Document segment =>

When the room size is determined to be smaller than the reference size (No in S43), first correction value calculator 14 calculates a first correction value for correcting the reverberation time to become shorter (S45). That is, first correction value calculator 14 calculates the first correction value for correcting the provisional value of the reverberation time to a shorter reverberation time. First correction value calculator 14 may calculate the first correction value in accordance with the difference between the room size and the reference size. When the difference between the room size and the reference size is the first difference, first correction value calculator 14 may calculate the first correction value such that the absolute value of the first correction value becomes larger than in the case where the difference is the second difference smaller than the first difference. First correction value calculator 14 may calculate the first correction value such that the absolute value of the first correction value becomes larger as the difference between the room size and the reference size increases. For example, in the case where acoustic feature estimator 16 estimates the acoustic features by addition/subtraction, the first correction value becomes a negative value, whereas in the case where acoustic feature estimator 16 estimates the acoustic features by multiplication/division, the first correction value becomes a value smaller than one.
First correction value calculator 14 may calculate the first correction value on the basis of a calculation formula or with reference to a table that indicates a correspondence between the difference and the first correction value. The table or the calculation formula may be set in advance and stored in storage 17.
When the correction of the provisional value is determined to be unnecessary (No in S42) or after execution of the processing in step S44 or S45, the processing proceeds to step S50 shown in FIG. 4.
In this way, when it is determined that the provisional value of the reverberation time is to be corrected in accordance with the first and second sizes, the provisional value of the reverberation time can be corrected in accordance with the acoustic feature based on the first size. The execution of step S44 or S45 allows the correction for making larger the provisional value of the reverberation time to be made when the first size is greater than the second size, and allows the correction for making smaller the provisional value of the reverberation time to be made when the first size is smaller than the second size.
Next, the operations performed in step S50 shown n FIG. 4 will be described with reference to FIGS. 6 and 7. FIG. 6 shows a first example of a flowchart showing the operations in step S50 shown in FIG. 4 (acoustic feature estimation method).
As shown in FIG. 6, indoor information estimator 12 estimates the number of objects located in the room in accordance with the image data acquired by acquirer 11 (S51). For example, indoor information estimator 12 may estimate the number of objects located in the room through image analysis of the image data. Indoor information estimator 12 outputs the estimated number of objects to second correction value calculator 15. Information indicating the number of objects is one example of the information about objects. Note that the processing in step S51 may be executed in parallel with step S20 shown in FIG. 4 or step S41 shown in FIG. 5. In step S51, the shapes of the objects may be estimated, instead of or in addition to the materials of the objects.
Next, second correction value calculator 15 determines, in accordance with the information indicating the number of objects, whether it is necessary to correct the provisional values determined by provisional value determiner 13 (S52). Second correction value calculator 15 performs the determination in step S52 in accordance with the estimated number of objects (the number of first objects) and the number of objects that is used as a reference (the number of second objects).

[Dataset entries]
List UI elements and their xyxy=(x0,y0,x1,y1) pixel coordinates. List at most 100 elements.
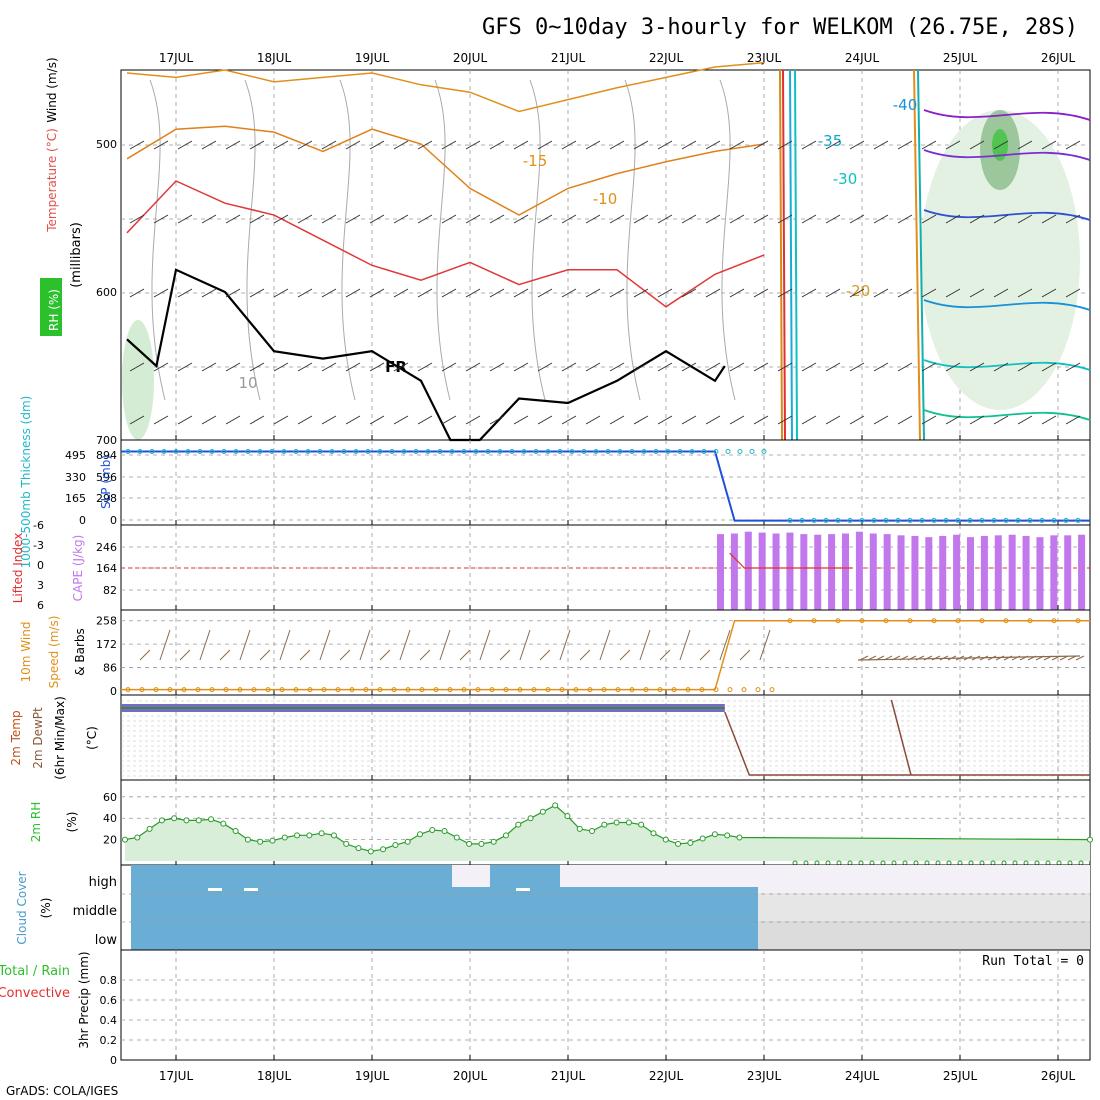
wind-speed-marker xyxy=(657,687,663,693)
wind-barb xyxy=(297,140,313,150)
thickness-marker xyxy=(161,448,167,454)
rh-marker xyxy=(613,819,620,826)
axis-label: (°C) xyxy=(85,726,99,750)
thickness-marker xyxy=(749,448,755,454)
wind-barb xyxy=(681,288,697,298)
cape-bar xyxy=(842,533,849,610)
wind-barb xyxy=(729,140,745,150)
axis-label: 500 xyxy=(96,138,117,151)
thickness-marker xyxy=(581,448,587,454)
thickness-marker xyxy=(883,517,889,523)
wind-barb xyxy=(345,415,361,425)
wind-barb xyxy=(479,629,491,661)
thickness-marker xyxy=(281,448,287,454)
thickness-marker xyxy=(353,448,359,454)
cloud-gap xyxy=(560,865,760,887)
wind-barb xyxy=(801,415,817,425)
wind-speed-marker xyxy=(349,687,355,693)
wind-barb xyxy=(441,214,457,224)
wind-barb xyxy=(249,288,265,298)
cape-bar xyxy=(967,537,974,610)
wind-barb xyxy=(417,288,433,298)
wind-barb xyxy=(321,415,337,425)
wind-barb xyxy=(417,140,433,150)
thickness-marker xyxy=(173,448,179,454)
wind-barb xyxy=(969,288,985,298)
isotherm-line xyxy=(923,209,1091,221)
rh-marker xyxy=(650,830,657,837)
cloud-gap xyxy=(244,888,258,891)
thickness-marker xyxy=(317,448,323,454)
axis-label: Speed (m/s) xyxy=(47,616,61,689)
axis-label: 495 xyxy=(65,449,86,462)
thickness-marker xyxy=(449,448,455,454)
rh-marker xyxy=(1056,860,1062,866)
wind-barb xyxy=(825,362,841,372)
rh-contour xyxy=(529,79,546,401)
wind-barb xyxy=(1075,655,1085,661)
wind-speed-marker xyxy=(629,687,635,693)
thickness-marker xyxy=(233,448,239,454)
rh-marker xyxy=(355,845,362,852)
wind-speed-marker xyxy=(615,687,621,693)
wind-speed-marker xyxy=(671,687,677,693)
rh-marker xyxy=(699,835,706,842)
wind-barb xyxy=(1017,214,1033,224)
wind-barb xyxy=(849,362,865,372)
wind-barb xyxy=(993,214,1009,224)
wind-barb xyxy=(777,415,793,425)
wind-barb xyxy=(129,288,145,298)
wind-barb xyxy=(279,629,291,661)
thickness-marker xyxy=(895,517,901,523)
wind-barb xyxy=(657,288,673,298)
wind-barb xyxy=(873,288,889,298)
wind-barb xyxy=(129,140,145,150)
wind-barb xyxy=(201,362,217,372)
steep-isotherm xyxy=(782,69,786,441)
wind-speed-marker xyxy=(125,687,131,693)
isotherm-line xyxy=(923,409,1091,421)
rh-marker xyxy=(429,826,436,833)
isotherm-line xyxy=(923,109,1091,121)
wind-barb xyxy=(753,415,769,425)
wind-barb xyxy=(993,362,1009,372)
rh-marker xyxy=(1067,860,1073,866)
wind-barb xyxy=(681,415,697,425)
thickness-marker xyxy=(341,448,347,454)
wind-barb xyxy=(897,214,913,224)
thickness-marker xyxy=(497,448,503,454)
bottom-date-label: 18JUL xyxy=(257,1069,292,1083)
wind-barb xyxy=(585,288,601,298)
wind-barb xyxy=(559,629,571,661)
axis-label: RH (%) xyxy=(47,289,61,331)
wind-speed-marker xyxy=(363,687,369,693)
wind-barb xyxy=(777,362,793,372)
bottom-date-label: 25JUL xyxy=(943,1069,978,1083)
cape-bar xyxy=(869,533,877,610)
precip-legend-total: Total / Rain xyxy=(0,964,70,979)
steep-isotherm xyxy=(917,69,925,441)
wind-barb xyxy=(825,140,841,150)
wind-speed-marker xyxy=(531,687,537,693)
cape-bar xyxy=(980,535,988,610)
axis-label: Wind (m/s) xyxy=(45,57,59,122)
slp-line xyxy=(121,450,1090,522)
wind-speed-marker xyxy=(601,687,607,693)
axis-label: 82 xyxy=(103,584,117,597)
wind-barb xyxy=(897,140,913,150)
wind-barb xyxy=(339,649,351,661)
wind-barb xyxy=(159,629,171,661)
bottom-date-label: 17JUL xyxy=(159,1069,194,1083)
top-date-label: 20JUL xyxy=(453,51,488,65)
wind-barb xyxy=(439,629,451,661)
rh-legend-swatch xyxy=(40,278,62,336)
wind-barb xyxy=(273,140,289,150)
thickness-marker xyxy=(943,517,949,523)
wind-speed-line xyxy=(121,619,1090,691)
steep-isotherm xyxy=(913,69,921,441)
rh-marker xyxy=(158,817,165,824)
wind-barb xyxy=(321,214,337,224)
isotherm-line xyxy=(126,268,726,442)
wind-barb xyxy=(633,362,649,372)
rh-marker xyxy=(814,860,820,866)
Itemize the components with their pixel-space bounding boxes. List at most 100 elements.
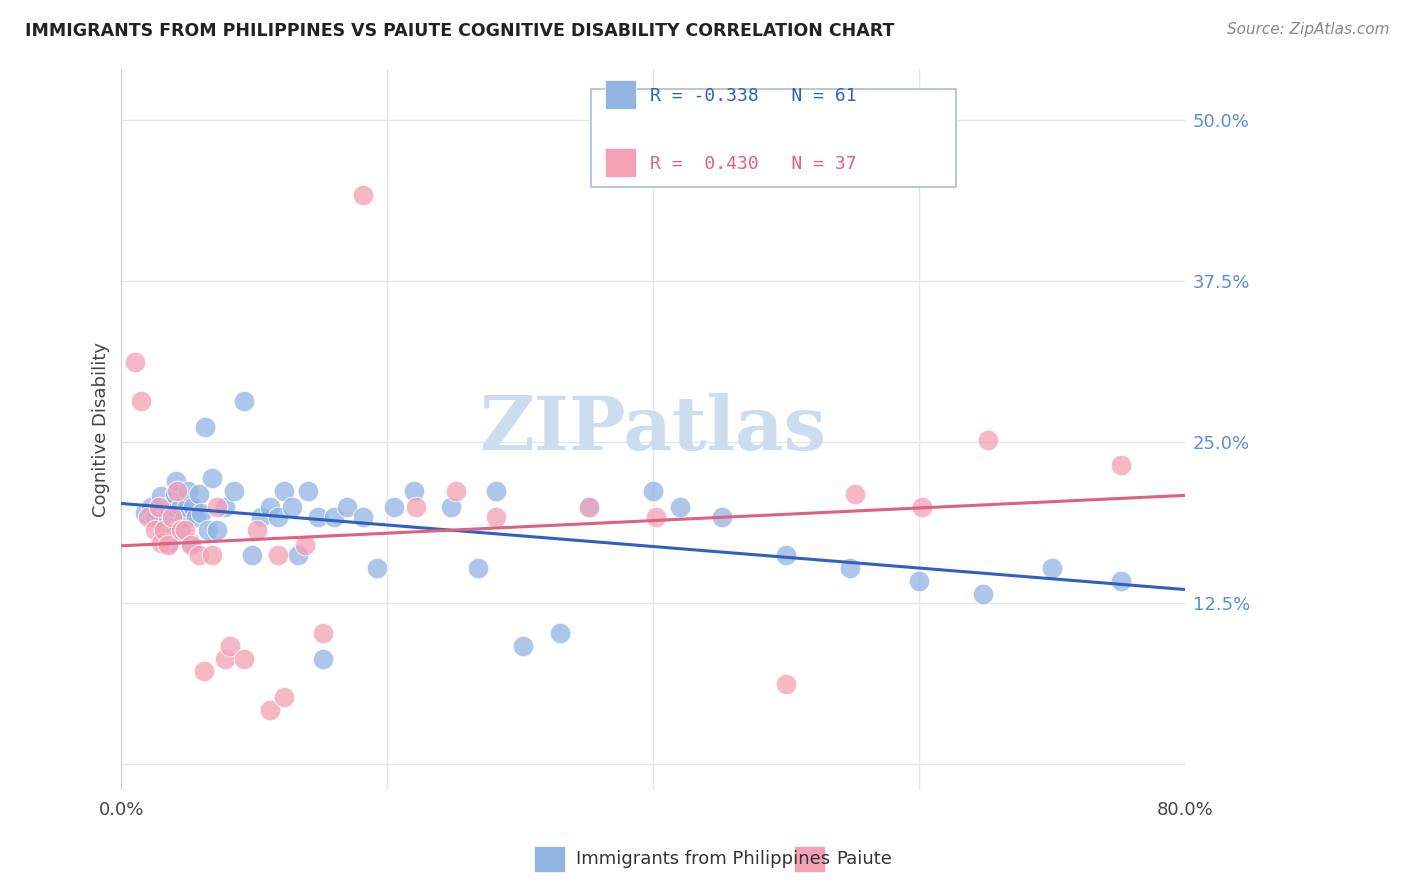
Point bbox=[136, 509, 159, 524]
Point bbox=[148, 500, 170, 514]
Point bbox=[170, 523, 193, 537]
Point bbox=[174, 523, 197, 537]
Point bbox=[201, 471, 224, 485]
Point bbox=[180, 535, 202, 549]
Point bbox=[297, 484, 319, 499]
Point bbox=[155, 509, 177, 524]
Point bbox=[156, 500, 179, 514]
Point bbox=[977, 433, 1000, 447]
Point bbox=[267, 549, 290, 563]
Point bbox=[844, 486, 866, 500]
Point bbox=[366, 561, 388, 575]
Point bbox=[280, 500, 302, 514]
Point bbox=[323, 509, 346, 524]
Point bbox=[402, 484, 425, 499]
Point bbox=[201, 549, 224, 563]
Point bbox=[307, 509, 329, 524]
Point bbox=[232, 393, 254, 408]
Point bbox=[467, 561, 489, 575]
Point bbox=[775, 677, 797, 691]
Point bbox=[165, 474, 187, 488]
Point bbox=[273, 484, 295, 499]
Point bbox=[166, 484, 188, 499]
Point bbox=[205, 523, 228, 537]
Point bbox=[405, 500, 427, 514]
Point bbox=[134, 506, 156, 520]
Point bbox=[160, 512, 183, 526]
Point bbox=[181, 500, 204, 514]
Point bbox=[187, 549, 209, 563]
Point bbox=[157, 535, 180, 549]
Point bbox=[312, 651, 335, 665]
Point bbox=[273, 690, 295, 705]
Point bbox=[352, 187, 374, 202]
Point bbox=[180, 538, 202, 552]
Point bbox=[446, 484, 468, 499]
Point bbox=[170, 500, 193, 514]
Point bbox=[124, 355, 146, 369]
Point bbox=[910, 500, 932, 514]
Point bbox=[668, 500, 690, 514]
Point bbox=[485, 509, 508, 524]
Text: ZIPatlas: ZIPatlas bbox=[479, 392, 827, 466]
Point bbox=[259, 500, 281, 514]
Point bbox=[177, 484, 200, 499]
Point bbox=[440, 500, 463, 514]
Point bbox=[187, 486, 209, 500]
Point bbox=[190, 506, 212, 520]
Point bbox=[160, 509, 183, 524]
Point bbox=[156, 538, 179, 552]
Point bbox=[838, 561, 860, 575]
Text: R =  0.430   N = 37: R = 0.430 N = 37 bbox=[650, 155, 856, 173]
Point bbox=[219, 639, 242, 653]
Point bbox=[246, 523, 269, 537]
Point bbox=[294, 538, 316, 552]
Point bbox=[214, 500, 236, 514]
Point bbox=[711, 509, 734, 524]
Y-axis label: Cognitive Disability: Cognitive Disability bbox=[93, 342, 110, 516]
Point bbox=[352, 509, 374, 524]
Point bbox=[382, 500, 405, 514]
Point bbox=[214, 651, 236, 665]
Point bbox=[173, 512, 195, 526]
Point bbox=[176, 500, 198, 514]
Point bbox=[148, 500, 170, 514]
Point bbox=[240, 549, 263, 563]
Point bbox=[150, 535, 173, 549]
Point bbox=[578, 500, 600, 514]
Point bbox=[139, 500, 162, 514]
Point bbox=[150, 489, 173, 503]
Point bbox=[644, 509, 666, 524]
Point bbox=[1109, 458, 1132, 473]
Point bbox=[153, 523, 176, 537]
Point bbox=[548, 625, 571, 640]
Point bbox=[972, 587, 994, 601]
Point bbox=[312, 625, 335, 640]
Point bbox=[193, 665, 215, 679]
Point bbox=[197, 523, 219, 537]
Point bbox=[775, 549, 797, 563]
Point bbox=[232, 651, 254, 665]
Point bbox=[267, 509, 290, 524]
Text: Immigrants from Philippines: Immigrants from Philippines bbox=[576, 850, 831, 868]
Point bbox=[131, 393, 153, 408]
Point bbox=[512, 639, 534, 653]
Point bbox=[908, 574, 931, 589]
Text: Paiute: Paiute bbox=[837, 850, 893, 868]
Point bbox=[184, 509, 207, 524]
Point bbox=[336, 500, 359, 514]
Point bbox=[205, 500, 228, 514]
Point bbox=[641, 484, 664, 499]
Point bbox=[1109, 574, 1132, 589]
Text: Source: ZipAtlas.com: Source: ZipAtlas.com bbox=[1226, 22, 1389, 37]
Point bbox=[153, 523, 176, 537]
Point bbox=[194, 419, 217, 434]
Point bbox=[162, 500, 184, 514]
Point bbox=[167, 523, 190, 537]
Point bbox=[287, 549, 309, 563]
Point bbox=[250, 509, 273, 524]
Point bbox=[259, 703, 281, 717]
Point bbox=[485, 484, 508, 499]
Text: R = -0.338   N = 61: R = -0.338 N = 61 bbox=[650, 87, 856, 105]
Point bbox=[578, 500, 600, 514]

Task description => In the text on reverberation time correction, where may the table or calculation formula used by first correction value calculator 14 be stored? These lines have no connection to the text on reverberation time correction.

Exercise answer => In storage 17.